-------- RECORDS --------
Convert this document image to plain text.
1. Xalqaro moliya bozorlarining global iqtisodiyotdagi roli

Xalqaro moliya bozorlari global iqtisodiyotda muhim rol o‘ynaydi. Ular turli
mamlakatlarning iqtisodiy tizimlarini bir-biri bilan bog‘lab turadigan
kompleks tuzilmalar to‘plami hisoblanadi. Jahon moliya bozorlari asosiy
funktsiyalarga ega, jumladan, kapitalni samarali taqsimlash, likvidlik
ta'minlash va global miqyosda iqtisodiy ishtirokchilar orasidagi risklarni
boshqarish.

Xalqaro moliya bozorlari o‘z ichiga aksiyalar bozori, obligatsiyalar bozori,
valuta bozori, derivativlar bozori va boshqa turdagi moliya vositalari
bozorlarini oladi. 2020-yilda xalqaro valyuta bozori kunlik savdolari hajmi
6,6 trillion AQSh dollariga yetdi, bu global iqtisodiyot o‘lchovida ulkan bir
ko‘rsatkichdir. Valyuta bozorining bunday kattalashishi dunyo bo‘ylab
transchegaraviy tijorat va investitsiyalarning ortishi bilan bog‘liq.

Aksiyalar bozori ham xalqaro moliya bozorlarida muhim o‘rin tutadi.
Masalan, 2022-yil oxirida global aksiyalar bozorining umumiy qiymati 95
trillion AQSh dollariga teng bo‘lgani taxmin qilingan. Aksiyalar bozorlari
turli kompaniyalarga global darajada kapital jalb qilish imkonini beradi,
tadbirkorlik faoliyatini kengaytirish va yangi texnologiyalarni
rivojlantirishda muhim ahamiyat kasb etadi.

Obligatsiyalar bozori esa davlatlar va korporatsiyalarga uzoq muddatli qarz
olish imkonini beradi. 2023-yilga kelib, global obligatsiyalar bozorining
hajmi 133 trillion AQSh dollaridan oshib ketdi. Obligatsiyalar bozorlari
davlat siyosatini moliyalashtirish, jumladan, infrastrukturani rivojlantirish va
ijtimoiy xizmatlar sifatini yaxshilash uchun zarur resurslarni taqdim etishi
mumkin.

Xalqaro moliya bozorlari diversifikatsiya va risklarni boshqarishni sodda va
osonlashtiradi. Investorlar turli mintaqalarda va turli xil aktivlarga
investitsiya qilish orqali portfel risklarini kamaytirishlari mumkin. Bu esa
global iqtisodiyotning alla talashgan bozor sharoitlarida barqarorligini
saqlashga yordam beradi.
--------
◆ **EXERCISE GOAL**
Repeat the material word for word, in full.

◆ **RESPONSE TO THE EXERCISE**
Convert this document image to plain text.
1. Xalqaro moliya bozorlarining global iqtisodiyotdagi roli

Xalqaro moliya bozorlari global iqtisodiyotda muhim rol o‘ynaydi. Ular turli
mamlakatlarning iqtisodiy tizimlarini bir-biri bilan bog‘lab turadigan
kompleks tuzilmalar to‘plami hisoblanadi. Jahon moliya bozorlari asosiy
funktsiyalarga ega, jumladan, kapitalni samarali taqsimlash, likvidlik
ta'minlash va global miqyosda iqtisodiy ishtirokchilar orasidagi risklarni
boshqarish.

Xalqaro moliya bozorlari o‘z ichiga aksiyalar bozori, obligatsiyalar bozori,
valuta bozori, derivativlar bozori va boshqa turdagi moliya vositalari
bozorlarini oladi. 2020-yilda xalqaro valyuta bozori kunlik savdolari hajmi
6,6 trillion AQSh dollariga yetdi, bu global iqtisodiyot o‘lchovida ulkan bir
ko‘rsatkichdir. Valyuta bozorining bunday kattalashishi dunyo bo‘ylab
transchegaraviy tijorat va investitsiyalarning ortishi bilan bog‘liq.

Aksiyalar bozori ham xalqaro moliya bozorlarida muhim o‘rin tutadi.
Masalan, 2022-yil oxirida global aksiyalar bozorining umumiy qiymati 95
trillion AQSh dollariga teng bo‘lgani taxmin qilingan. Aksiyalar bozorlari
turli kompaniyalarga global darajada kapital jalb qilish imkonini beradi,
tadbirkorlik faoliyatini kengaytirish va yangi texnologiyalarni
rivojlantirishda muhim ahamiyat kasb etadi.

Obligatsiyalar bozori esa davlatlar va korporatsiyalarga uzoq muddatli qarz
olish imkonini beradi. 2023-yilga kelib, global obligatsiyalar bozorining
hajmi 133 trillion AQSh dollaridan oshib ketdi. Obligatsiyalar bozorlari
davlat siyosatini moliyalashtirish, jumladan, infrastrukturani rivojlantirish va
ijtimoiy xizmatlar sifatini yaxshilash uchun zarur resurslarni taqdim etishi
mumkin.

Xalqaro moliya bozorlari diversifikatsiya va risklarni boshqarishni sodda va
osonlashtiradi. Investorlar turli mintaqalarda va turli xil aktivlarga
investitsiya qilish orqali portfel risklarini kamaytirishlari mumkin. Bu esa
global iqtisodiyotning alla talashgan bozor sharoitlarida barqarorligini
saqlashga yordam beradi.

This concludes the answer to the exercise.